David Nail ist einer dieser typischen Musiker, bei denen man – von den ersten gehörten Klängen an – sofort das in ihnen steckende Potenzial erahnt. Seine bisherige Geschichte ist schnell erzählt. Der smarte Frauentyp stand zunächst vor der Entscheidung zugunsten einer Sport- oder einer Musikerkarriere. Nachdem aus gesundheitlichen Gründen die Wahl auf Letzteres fiel, ergatterte er Anfang des Jahrtausends einen ersten Plattenvertrag. Seiner ersten Single war der erwartete Erfolg jedoch nicht vergönnt und so entschied sich das damalige Mercury-Label den dazu geplanten Longplayer einzustampfen.

Der aus Missouri stammende Nail blieb trotz jeder Menge Frust hartnäckig und ergatterte bei der gleichen Musikgruppe (allerdings einem anderen Unterlabel) eine weitere Gelegenheit, auf dem Musiksektor Fuß zu fassen. Beim 2009er Album „I’m About To Come Alive“ und den drei ausgekoppelten Singles (davon landete „Red Light“ zumindest auf Platz 7 der Country-Charts), merkte man noch allgegenwärtig den Versuch des Labels, Nail kommerziell zu etablieren. Insgesamt trotzdem ein gutes Werk, wenn auch wieder mit eher bescheidenem Erfolg. Für viele seiner Kollegen/innen oft gleichbedeutend mit dem Genickbruch in Sachen Vertragsverlängerung bei einer Major-Group.

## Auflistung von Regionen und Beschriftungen
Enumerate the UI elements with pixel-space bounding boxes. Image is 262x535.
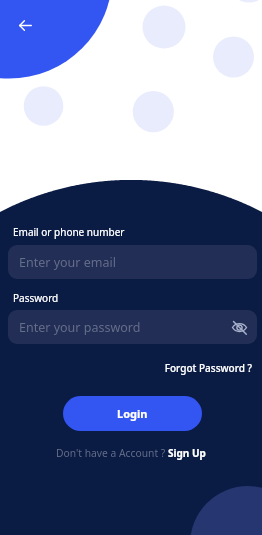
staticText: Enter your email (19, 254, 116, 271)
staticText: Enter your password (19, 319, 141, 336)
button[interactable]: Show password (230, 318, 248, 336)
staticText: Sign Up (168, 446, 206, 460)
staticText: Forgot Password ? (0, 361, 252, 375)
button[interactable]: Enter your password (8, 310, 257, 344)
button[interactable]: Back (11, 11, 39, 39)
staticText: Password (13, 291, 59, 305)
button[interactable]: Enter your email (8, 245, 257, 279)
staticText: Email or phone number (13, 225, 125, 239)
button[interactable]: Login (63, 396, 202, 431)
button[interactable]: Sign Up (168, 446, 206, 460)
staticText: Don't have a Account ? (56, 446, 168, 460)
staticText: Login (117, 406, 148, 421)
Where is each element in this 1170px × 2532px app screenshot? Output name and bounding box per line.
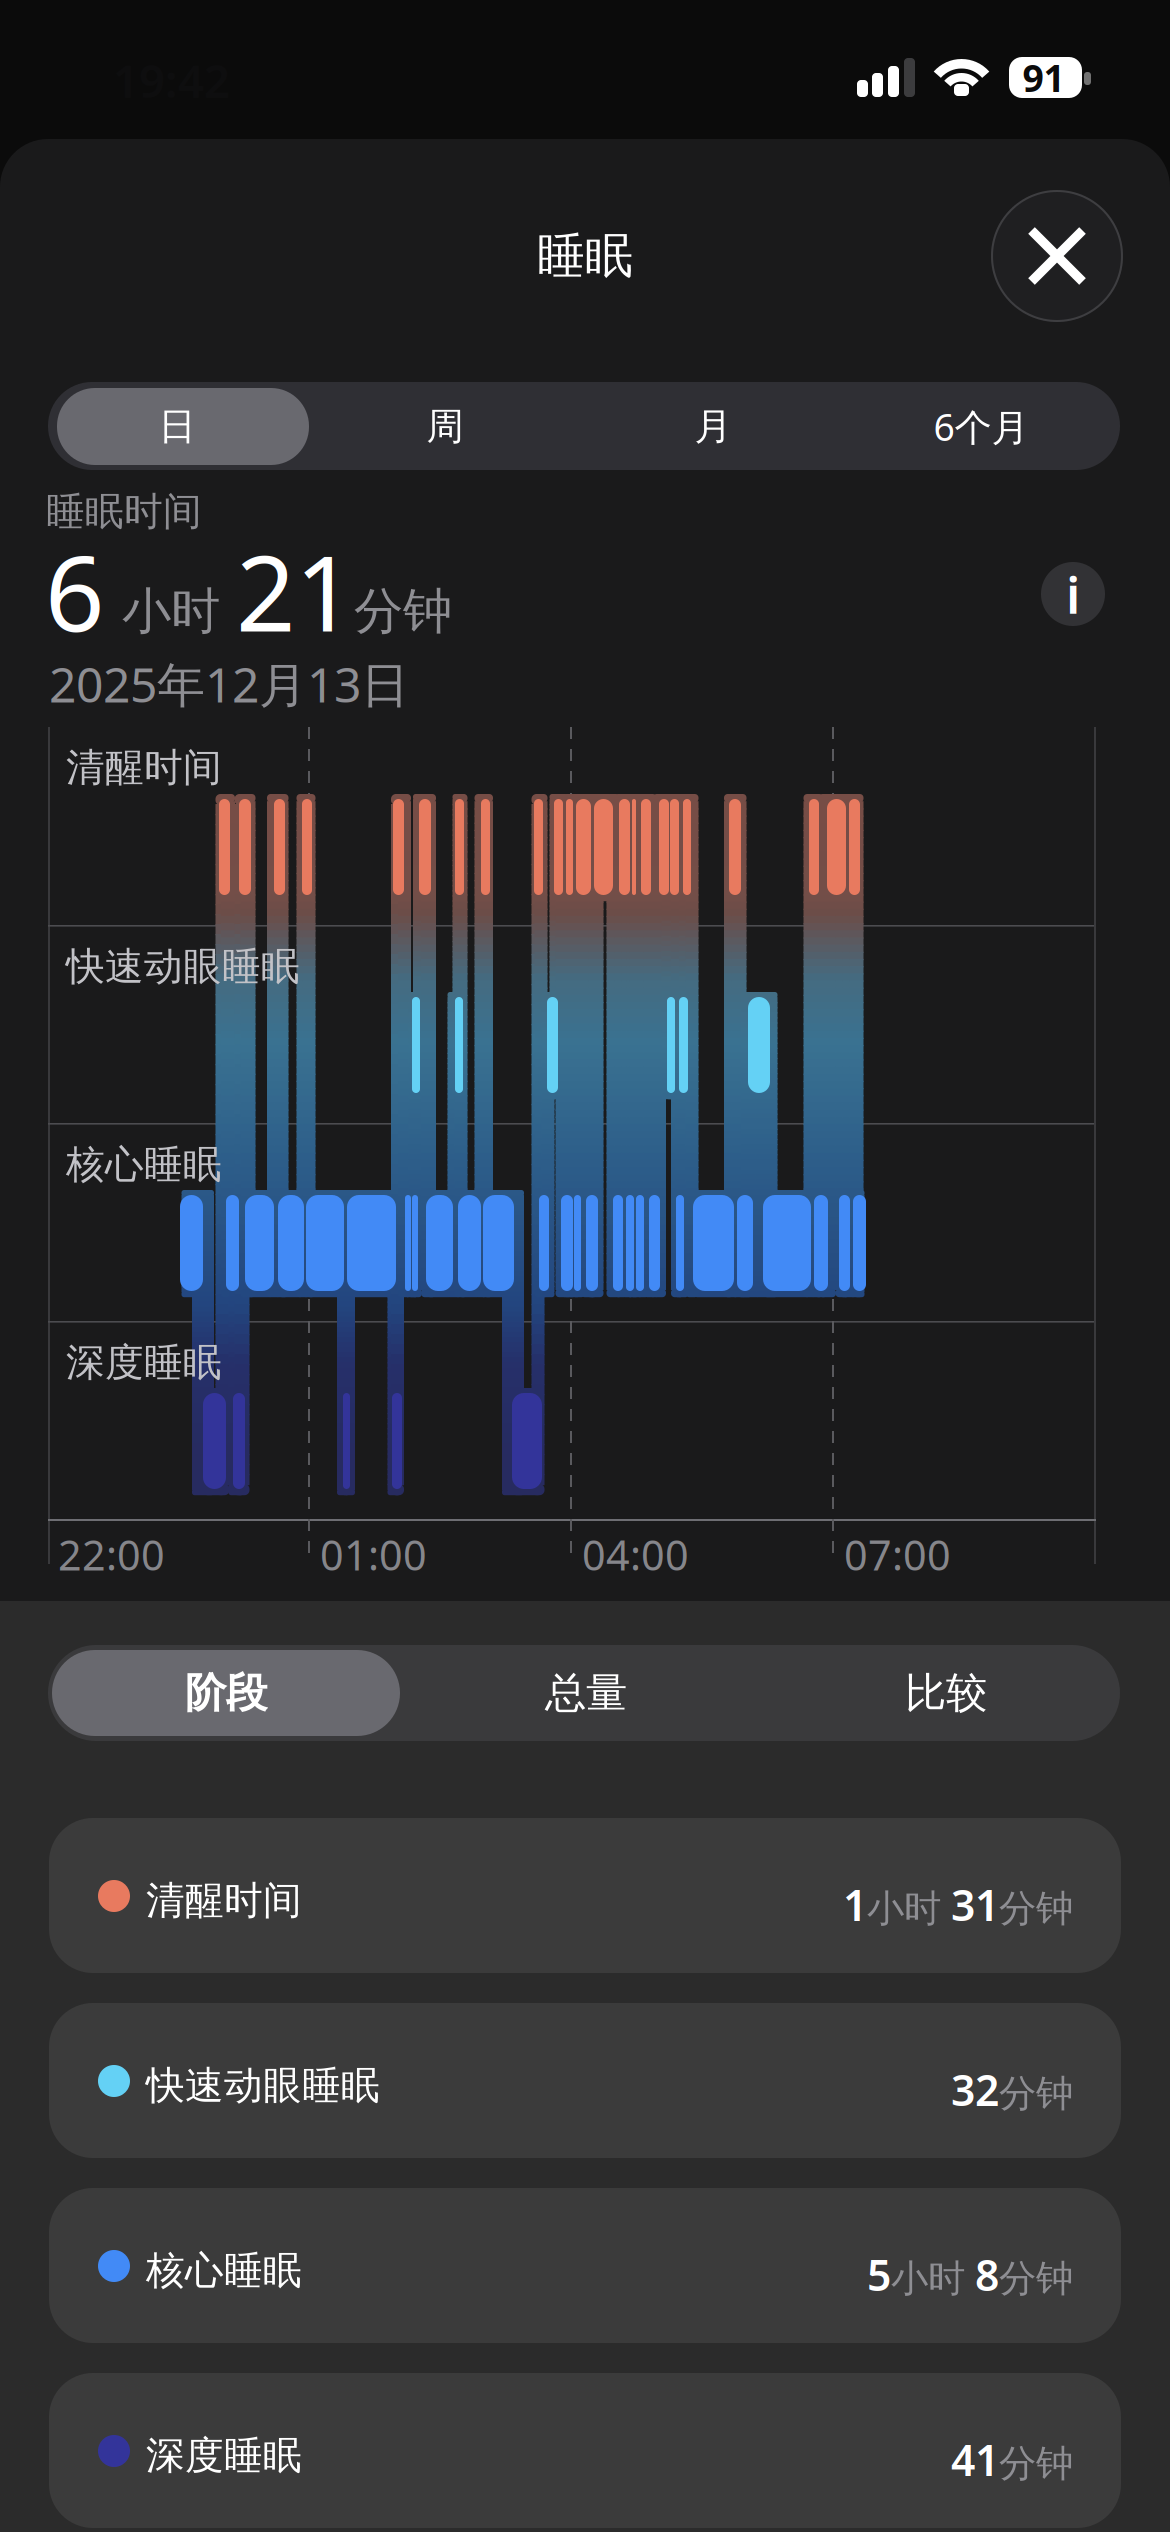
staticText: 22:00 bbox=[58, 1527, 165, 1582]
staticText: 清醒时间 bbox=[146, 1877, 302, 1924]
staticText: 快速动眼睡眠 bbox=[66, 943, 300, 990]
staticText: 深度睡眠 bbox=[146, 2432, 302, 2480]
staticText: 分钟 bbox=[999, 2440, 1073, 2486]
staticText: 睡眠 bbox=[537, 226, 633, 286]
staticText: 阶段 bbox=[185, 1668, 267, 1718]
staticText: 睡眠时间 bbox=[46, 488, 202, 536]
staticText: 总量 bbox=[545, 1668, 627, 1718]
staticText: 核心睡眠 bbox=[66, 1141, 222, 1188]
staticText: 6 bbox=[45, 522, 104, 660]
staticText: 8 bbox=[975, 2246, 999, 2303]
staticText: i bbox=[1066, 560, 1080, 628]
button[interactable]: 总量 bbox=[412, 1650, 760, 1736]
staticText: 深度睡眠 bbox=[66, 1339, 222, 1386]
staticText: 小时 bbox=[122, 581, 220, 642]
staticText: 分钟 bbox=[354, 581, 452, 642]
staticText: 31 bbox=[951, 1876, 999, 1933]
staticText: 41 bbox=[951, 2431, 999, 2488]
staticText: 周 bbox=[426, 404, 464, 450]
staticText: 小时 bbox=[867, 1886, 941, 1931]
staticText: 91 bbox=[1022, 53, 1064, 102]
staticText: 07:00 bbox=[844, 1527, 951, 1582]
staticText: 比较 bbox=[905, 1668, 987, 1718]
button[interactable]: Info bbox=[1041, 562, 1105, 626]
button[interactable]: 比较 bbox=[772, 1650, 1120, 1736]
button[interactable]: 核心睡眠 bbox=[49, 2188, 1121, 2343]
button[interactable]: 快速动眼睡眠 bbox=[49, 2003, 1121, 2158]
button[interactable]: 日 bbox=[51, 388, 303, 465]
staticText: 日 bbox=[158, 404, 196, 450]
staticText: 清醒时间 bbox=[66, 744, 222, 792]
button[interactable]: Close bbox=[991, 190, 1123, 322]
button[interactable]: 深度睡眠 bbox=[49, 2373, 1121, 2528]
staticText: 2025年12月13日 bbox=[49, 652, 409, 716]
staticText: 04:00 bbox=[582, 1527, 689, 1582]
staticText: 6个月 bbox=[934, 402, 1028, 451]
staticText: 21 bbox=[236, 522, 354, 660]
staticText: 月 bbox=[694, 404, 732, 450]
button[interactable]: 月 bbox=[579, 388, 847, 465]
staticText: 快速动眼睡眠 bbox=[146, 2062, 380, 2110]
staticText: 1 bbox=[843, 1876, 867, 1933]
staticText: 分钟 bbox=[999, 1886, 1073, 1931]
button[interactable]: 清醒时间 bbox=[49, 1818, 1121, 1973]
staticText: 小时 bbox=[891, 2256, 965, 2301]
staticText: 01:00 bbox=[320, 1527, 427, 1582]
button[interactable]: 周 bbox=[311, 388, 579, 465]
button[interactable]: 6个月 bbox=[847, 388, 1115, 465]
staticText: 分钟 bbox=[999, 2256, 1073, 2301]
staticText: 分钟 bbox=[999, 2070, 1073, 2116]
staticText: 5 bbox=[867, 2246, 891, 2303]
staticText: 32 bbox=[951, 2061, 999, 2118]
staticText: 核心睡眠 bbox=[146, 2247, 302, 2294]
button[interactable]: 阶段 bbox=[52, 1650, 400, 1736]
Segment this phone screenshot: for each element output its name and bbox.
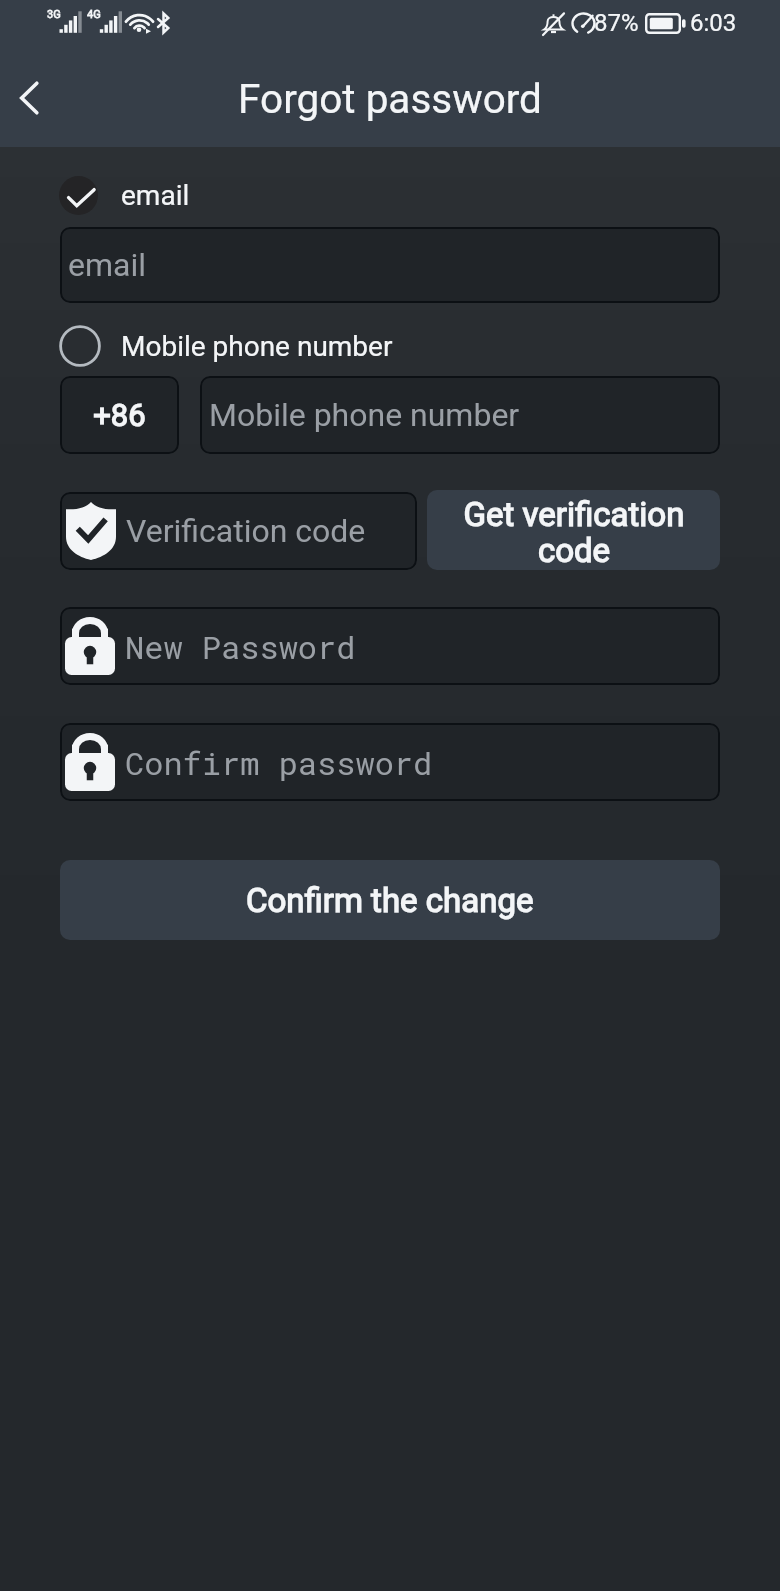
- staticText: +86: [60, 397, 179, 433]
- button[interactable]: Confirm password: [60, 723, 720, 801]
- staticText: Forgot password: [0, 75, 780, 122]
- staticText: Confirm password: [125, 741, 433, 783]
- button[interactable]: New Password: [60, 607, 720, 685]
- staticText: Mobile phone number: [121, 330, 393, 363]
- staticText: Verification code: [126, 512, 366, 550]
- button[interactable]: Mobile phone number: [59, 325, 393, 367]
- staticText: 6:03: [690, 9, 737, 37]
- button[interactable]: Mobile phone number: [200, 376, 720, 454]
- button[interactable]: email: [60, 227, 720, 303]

## AUFGABE 1
Wie lautet dieser Satz aus dem Textauszug über David Nail auf Englisch: „Nachdem aus gesundheitlichen Gründen die Wahl auf Letzteres fiel, ergatterte er Anfang des Jahrtausends einen ersten Plattenvertrag.“?
## AUFGABE 2
Geben Sie den Textauszug über David Nail wortgetreu wieder, beginnend mit „David Nail ist“ und weiter bis einschließlich „geplanten Longplayer einzustampfen.“.
## AUFGABE 3
Auf welchem Platz der Country-Charts landete „Red Light“ laut dem Textauszug über David Nail?

## VOLLSTÄNDIGE ANTWORT 1
After health reasons decided the choice in favor of the latter, he landed his first record deal at the beginning of the millennium.

## VOLLSTÄNDIGE ANTWORT 2
David Nail ist einer dieser typischen Musiker, bei denen man – von den ersten gehörten Klängen an – sofort das in ihnen steckende Potenzial erahnt. Seine bisherige Geschichte ist schnell erzählt. Der smarte Frauentyp stand zunächst vor der Entscheidung zugunsten einer Sport- oder einer Musikerkarriere. Nachdem aus gesundheitlichen Gründen die Wahl auf Letzteres fiel, ergatterte er Anfang des Jahrtausends einen ersten Plattenvertrag. Seiner ersten Single war der erwartete Erfolg jedoch nicht vergönnt und so entschied sich das damalige Mercury-Label den dazu geplanten Longplayer einzustampfen.

## VOLLSTÄNDIGE ANTWORT 3
Auf Platz 7.